== Problem ==
Extract the records in full, leaving every picture out.

== Records provided ==
===============
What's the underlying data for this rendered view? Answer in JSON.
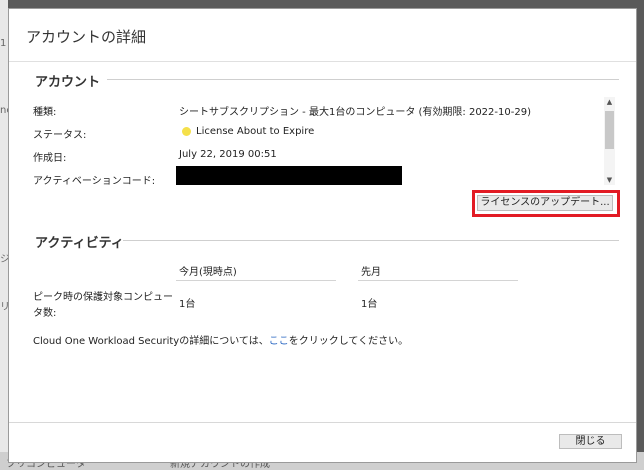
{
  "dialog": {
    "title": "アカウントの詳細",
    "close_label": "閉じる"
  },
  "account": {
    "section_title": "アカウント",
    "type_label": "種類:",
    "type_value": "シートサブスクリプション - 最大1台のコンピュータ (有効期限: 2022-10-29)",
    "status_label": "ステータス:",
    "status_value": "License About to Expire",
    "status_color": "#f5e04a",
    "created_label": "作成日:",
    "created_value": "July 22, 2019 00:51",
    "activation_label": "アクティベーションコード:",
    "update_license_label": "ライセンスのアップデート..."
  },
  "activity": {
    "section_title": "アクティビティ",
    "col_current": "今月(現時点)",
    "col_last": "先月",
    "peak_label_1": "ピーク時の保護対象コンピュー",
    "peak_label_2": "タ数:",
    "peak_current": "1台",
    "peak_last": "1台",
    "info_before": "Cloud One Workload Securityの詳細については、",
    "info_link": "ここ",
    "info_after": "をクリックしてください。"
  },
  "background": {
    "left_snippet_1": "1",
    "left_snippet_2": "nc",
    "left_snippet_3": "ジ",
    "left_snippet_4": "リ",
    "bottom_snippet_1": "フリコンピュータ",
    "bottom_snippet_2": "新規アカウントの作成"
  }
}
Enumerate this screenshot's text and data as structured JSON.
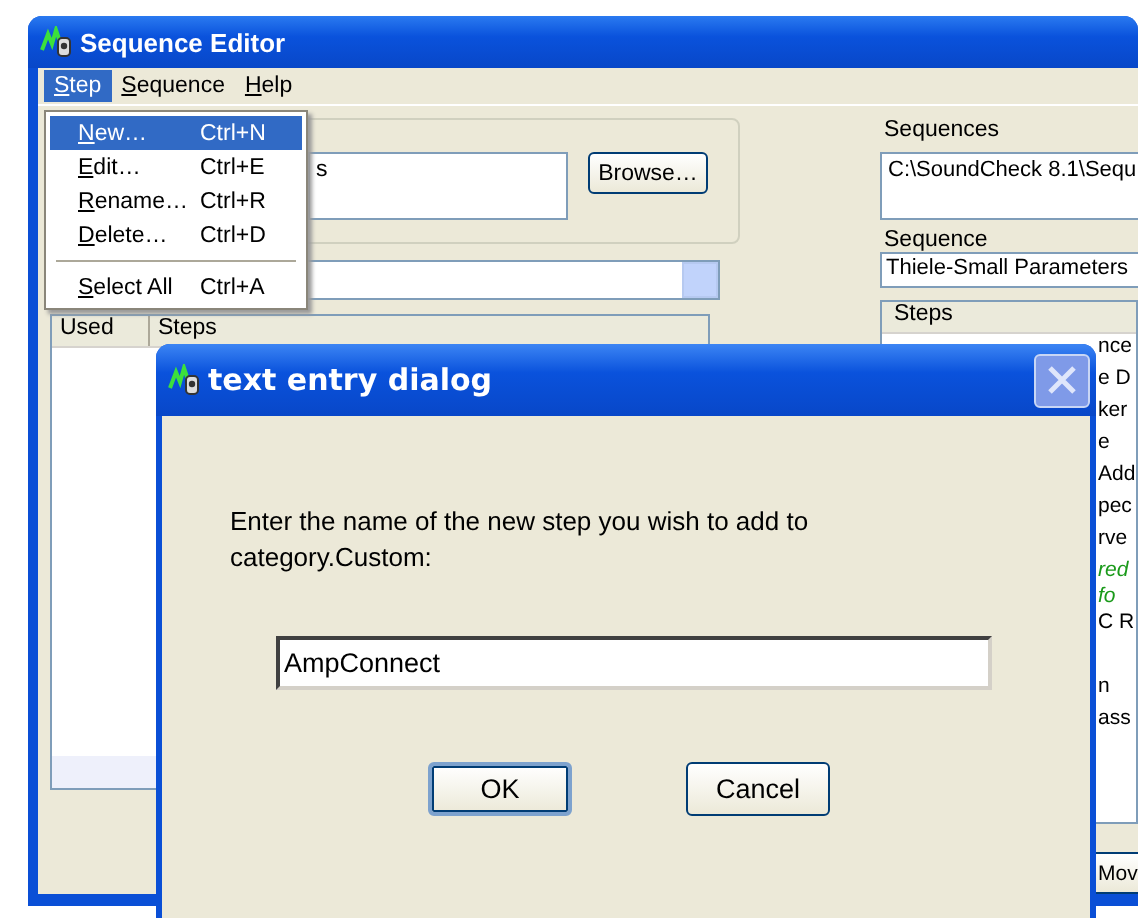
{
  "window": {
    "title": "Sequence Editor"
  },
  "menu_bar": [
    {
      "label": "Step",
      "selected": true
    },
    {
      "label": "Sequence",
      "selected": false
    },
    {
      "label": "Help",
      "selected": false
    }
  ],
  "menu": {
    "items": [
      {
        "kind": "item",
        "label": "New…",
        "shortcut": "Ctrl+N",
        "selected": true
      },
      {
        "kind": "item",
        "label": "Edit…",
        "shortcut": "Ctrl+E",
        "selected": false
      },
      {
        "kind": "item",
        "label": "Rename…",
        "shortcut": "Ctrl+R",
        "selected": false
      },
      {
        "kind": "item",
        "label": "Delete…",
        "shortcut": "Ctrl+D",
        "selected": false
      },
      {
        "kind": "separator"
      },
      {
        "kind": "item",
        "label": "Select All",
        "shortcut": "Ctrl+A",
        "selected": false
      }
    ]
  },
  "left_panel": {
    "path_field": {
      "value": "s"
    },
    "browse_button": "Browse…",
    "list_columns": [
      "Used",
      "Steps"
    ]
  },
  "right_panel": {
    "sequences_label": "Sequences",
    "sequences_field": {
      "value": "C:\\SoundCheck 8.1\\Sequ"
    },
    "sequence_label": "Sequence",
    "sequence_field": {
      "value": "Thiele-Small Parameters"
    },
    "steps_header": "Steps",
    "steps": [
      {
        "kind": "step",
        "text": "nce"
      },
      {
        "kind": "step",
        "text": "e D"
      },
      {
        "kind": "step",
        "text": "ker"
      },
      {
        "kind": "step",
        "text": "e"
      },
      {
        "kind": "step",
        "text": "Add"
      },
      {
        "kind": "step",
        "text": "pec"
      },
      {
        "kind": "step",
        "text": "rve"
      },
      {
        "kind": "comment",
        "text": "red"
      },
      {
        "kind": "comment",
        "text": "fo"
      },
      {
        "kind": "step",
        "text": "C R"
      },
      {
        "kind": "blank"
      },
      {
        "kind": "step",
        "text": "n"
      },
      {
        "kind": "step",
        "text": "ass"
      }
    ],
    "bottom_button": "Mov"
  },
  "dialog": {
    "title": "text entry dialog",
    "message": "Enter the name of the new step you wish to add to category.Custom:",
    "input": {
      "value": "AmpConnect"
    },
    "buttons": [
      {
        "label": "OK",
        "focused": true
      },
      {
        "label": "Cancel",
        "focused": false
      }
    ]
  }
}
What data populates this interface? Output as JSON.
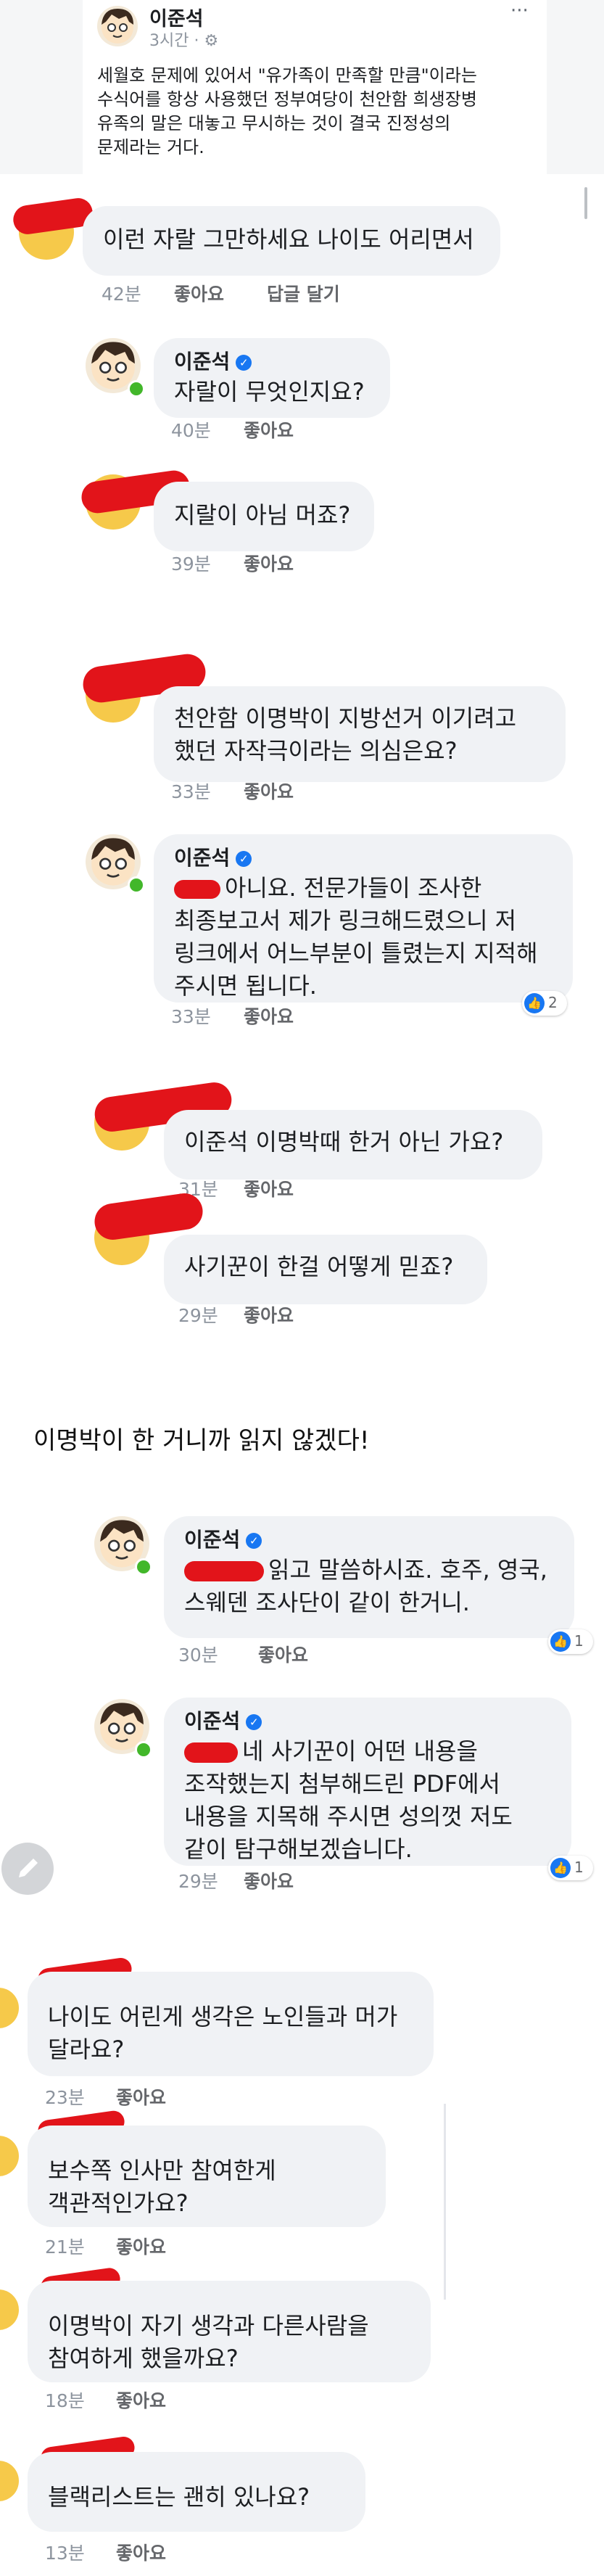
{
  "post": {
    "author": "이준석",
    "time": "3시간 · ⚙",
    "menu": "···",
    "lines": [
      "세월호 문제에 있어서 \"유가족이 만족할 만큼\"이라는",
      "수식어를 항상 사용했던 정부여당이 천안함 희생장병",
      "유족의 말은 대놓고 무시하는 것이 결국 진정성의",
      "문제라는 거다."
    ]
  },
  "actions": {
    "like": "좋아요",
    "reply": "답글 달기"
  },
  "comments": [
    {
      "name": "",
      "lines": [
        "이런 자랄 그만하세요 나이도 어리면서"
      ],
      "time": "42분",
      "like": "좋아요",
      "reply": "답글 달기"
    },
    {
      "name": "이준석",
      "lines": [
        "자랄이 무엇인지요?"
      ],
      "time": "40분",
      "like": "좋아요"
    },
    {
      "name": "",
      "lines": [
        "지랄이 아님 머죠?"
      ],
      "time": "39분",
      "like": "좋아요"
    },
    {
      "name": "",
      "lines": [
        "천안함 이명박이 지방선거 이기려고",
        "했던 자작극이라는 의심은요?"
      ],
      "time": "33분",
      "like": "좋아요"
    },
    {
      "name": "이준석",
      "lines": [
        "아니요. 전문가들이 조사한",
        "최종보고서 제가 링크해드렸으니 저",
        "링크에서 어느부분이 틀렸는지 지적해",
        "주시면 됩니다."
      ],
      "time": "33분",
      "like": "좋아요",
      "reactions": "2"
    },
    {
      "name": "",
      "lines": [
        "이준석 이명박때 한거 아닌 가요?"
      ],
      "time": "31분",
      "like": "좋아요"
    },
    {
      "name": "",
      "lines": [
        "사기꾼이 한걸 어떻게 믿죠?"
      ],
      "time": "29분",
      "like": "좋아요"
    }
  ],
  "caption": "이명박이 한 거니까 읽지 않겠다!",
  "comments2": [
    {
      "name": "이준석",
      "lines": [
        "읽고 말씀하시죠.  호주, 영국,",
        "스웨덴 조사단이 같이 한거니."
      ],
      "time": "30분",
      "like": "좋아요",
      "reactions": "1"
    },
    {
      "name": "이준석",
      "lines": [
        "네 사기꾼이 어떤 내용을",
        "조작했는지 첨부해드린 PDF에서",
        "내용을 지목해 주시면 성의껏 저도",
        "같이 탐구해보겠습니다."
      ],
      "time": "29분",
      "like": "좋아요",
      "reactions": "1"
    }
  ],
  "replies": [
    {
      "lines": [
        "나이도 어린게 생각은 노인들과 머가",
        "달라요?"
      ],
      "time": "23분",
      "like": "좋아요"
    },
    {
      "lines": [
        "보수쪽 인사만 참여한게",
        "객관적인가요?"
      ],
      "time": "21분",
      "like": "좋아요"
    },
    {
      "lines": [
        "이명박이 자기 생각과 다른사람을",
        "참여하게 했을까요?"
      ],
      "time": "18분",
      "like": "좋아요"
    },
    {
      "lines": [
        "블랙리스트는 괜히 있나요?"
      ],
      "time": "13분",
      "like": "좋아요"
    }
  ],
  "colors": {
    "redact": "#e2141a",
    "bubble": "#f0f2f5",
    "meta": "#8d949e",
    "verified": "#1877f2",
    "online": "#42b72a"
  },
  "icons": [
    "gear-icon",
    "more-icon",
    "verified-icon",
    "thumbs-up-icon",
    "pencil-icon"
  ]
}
===============
== Exercise response ==
What's the underlying data for this rendered view? Answer in JSON.
{
  "dialog": {
    "title": "アカウントの詳細",
    "close_label": "閉じる"
  },
  "account": {
    "section_title": "アカウント",
    "type_label": "種類:",
    "type_value": "シートサブスクリプション - 最大1台のコンピュータ (有効期限: 2022-10-29)",
    "status_label": "ステータス:",
    "status_value": "License About to Expire",
    "status_color": "#f5e04a",
    "created_label": "作成日:",
    "created_value": "July 22, 2019 00:51",
    "activation_label": "アクティベーションコード:",
    "update_license_label": "ライセンスのアップデート..."
  },
  "activity": {
    "section_title": "アクティビティ",
    "col_current": "今月(現時点)",
    "col_last": "先月",
    "peak_label_1": "ピーク時の保護対象コンピュー",
    "peak_label_2": "タ数:",
    "peak_current": "1台",
    "peak_last": "1台",
    "info_before": "Cloud One Workload Securityの詳細については、",
    "info_link": "ここ",
    "info_after": "をクリックしてください。"
  },
  "background": {
    "left_snippet_1": "1",
    "left_snippet_2": "nc",
    "left_snippet_3": "ジ",
    "left_snippet_4": "リ",
    "bottom_snippet_1": "フリコンピュータ",
    "bottom_snippet_2": "新規アカウントの作成"
  }
}
Enumerate this screenshot's text and data as structured JSON.
{
  "window": {
    "title": "Sequence Editor"
  },
  "menu_bar": [
    {
      "label": "Step",
      "selected": true
    },
    {
      "label": "Sequence",
      "selected": false
    },
    {
      "label": "Help",
      "selected": false
    }
  ],
  "menu": {
    "items": [
      {
        "kind": "item",
        "label": "New…",
        "shortcut": "Ctrl+N",
        "selected": true
      },
      {
        "kind": "item",
        "label": "Edit…",
        "shortcut": "Ctrl+E",
        "selected": false
      },
      {
        "kind": "item",
        "label": "Rename…",
        "shortcut": "Ctrl+R",
        "selected": false
      },
      {
        "kind": "item",
        "label": "Delete…",
        "shortcut": "Ctrl+D",
        "selected": false
      },
      {
        "kind": "separator"
      },
      {
        "kind": "item",
        "label": "Select All",
        "shortcut": "Ctrl+A",
        "selected": false
      }
    ]
  },
  "left_panel": {
    "path_field": {
      "value": "s"
    },
    "browse_button": "Browse…",
    "list_columns": [
      "Used",
      "Steps"
    ]
  },
  "right_panel": {
    "sequences_label": "Sequences",
    "sequences_field": {
      "value": "C:\\SoundCheck 8.1\\Sequ"
    },
    "sequence_label": "Sequence",
    "sequence_field": {
      "value": "Thiele-Small Parameters"
    },
    "steps_header": "Steps",
    "steps": [
      {
        "kind": "step",
        "text": "nce"
      },
      {
        "kind": "step",
        "text": "e D"
      },
      {
        "kind": "step",
        "text": "ker"
      },
      {
        "kind": "step",
        "text": "e"
      },
      {
        "kind": "step",
        "text": "Add"
      },
      {
        "kind": "step",
        "text": "pec"
      },
      {
        "kind": "step",
        "text": "rve"
      },
      {
        "kind": "comment",
        "text": "red"
      },
      {
        "kind": "comment",
        "text": "fo"
      },
      {
        "kind": "step",
        "text": "C R"
      },
      {
        "kind": "blank"
      },
      {
        "kind": "step",
        "text": "n"
      },
      {
        "kind": "step",
        "text": "ass"
      }
    ],
    "bottom_button": "Mov"
  },
  "dialog": {
    "title": "text entry dialog",
    "message": "Enter the name of the new step you wish to add to category.Custom:",
    "input": {
      "value": "AmpConnect"
    },
    "buttons": [
      {
        "label": "OK",
        "focused": true
      },
      {
        "label": "Cancel",
        "focused": false
      }
    ]
  }
}
What data populates this interface? Output as JSON.
{
  "post": {
    "author": "이준석",
    "time": "3시간 · ⚙",
    "menu": "···",
    "lines": [
      "세월호 문제에 있어서 \"유가족이 만족할 만큼\"이라는",
      "수식어를 항상 사용했던 정부여당이 천안함 희생장병",
      "유족의 말은 대놓고 무시하는 것이 결국 진정성의",
      "문제라는 거다."
    ]
  },
  "actions": {
    "like": "좋아요",
    "reply": "답글 달기"
  },
  "comments": [
    {
      "name": "",
      "lines": [
        "이런 자랄 그만하세요 나이도 어리면서"
      ],
      "time": "42분",
      "like": "좋아요",
      "reply": "답글 달기"
    },
    {
      "name": "이준석",
      "lines": [
        "자랄이 무엇인지요?"
      ],
      "time": "40분",
      "like": "좋아요"
    },
    {
      "name": "",
      "lines": [
        "지랄이 아님 머죠?"
      ],
      "time": "39분",
      "like": "좋아요"
    },
    {
      "name": "",
      "lines": [
        "천안함 이명박이 지방선거 이기려고",
        "했던 자작극이라는 의심은요?"
      ],
      "time": "33분",
      "like": "좋아요"
    },
    {
      "name": "이준석",
      "lines": [
        "아니요. 전문가들이 조사한",
        "최종보고서 제가 링크해드렸으니 저",
        "링크에서 어느부분이 틀렸는지 지적해",
        "주시면 됩니다."
      ],
      "time": "33분",
      "like": "좋아요",
      "reactions": "2"
    },
    {
      "name": "",
      "lines": [
        "이준석 이명박때 한거 아닌 가요?"
      ],
      "time": "31분",
      "like": "좋아요"
    },
    {
      "name": "",
      "lines": [
        "사기꾼이 한걸 어떻게 믿죠?"
      ],
      "time": "29분",
      "like": "좋아요"
    }
  ],
  "caption": "이명박이 한 거니까 읽지 않겠다!",
  "comments2": [
    {
      "name": "이준석",
      "lines": [
        "읽고 말씀하시죠.  호주, 영국,",
        "스웨덴 조사단이 같이 한거니."
      ],
      "time": "30분",
      "like": "좋아요",
      "reactions": "1"
    },
    {
      "name": "이준석",
      "lines": [
        "네 사기꾼이 어떤 내용을",
        "조작했는지 첨부해드린 PDF에서",
        "내용을 지목해 주시면 성의껏 저도",
        "같이 탐구해보겠습니다."
      ],
      "time": "29분",
      "like": "좋아요",
      "reactions": "1"
    }
  ],
  "replies": [
    {
      "lines": [
        "나이도 어린게 생각은 노인들과 머가",
        "달라요?"
      ],
      "time": "23분",
      "like": "좋아요"
    },
    {
      "lines": [
        "보수쪽 인사만 참여한게",
        "객관적인가요?"
      ],
      "time": "21분",
      "like": "좋아요"
    },
    {
      "lines": [
        "이명박이 자기 생각과 다른사람을",
        "참여하게 했을까요?"
      ],
      "time": "18분",
      "like": "좋아요"
    },
    {
      "lines": [
        "블랙리스트는 괜히 있나요?"
      ],
      "time": "13분",
      "like": "좋아요"
    }
  ],
  "colors": {
    "redact": "#e2141a",
    "bubble": "#f0f2f5",
    "meta": "#8d949e",
    "verified": "#1877f2",
    "online": "#42b72a"
  },
  "icons": [
    "gear-icon",
    "more-icon",
    "verified-icon",
    "thumbs-up-icon",
    "pencil-icon"
  ]
}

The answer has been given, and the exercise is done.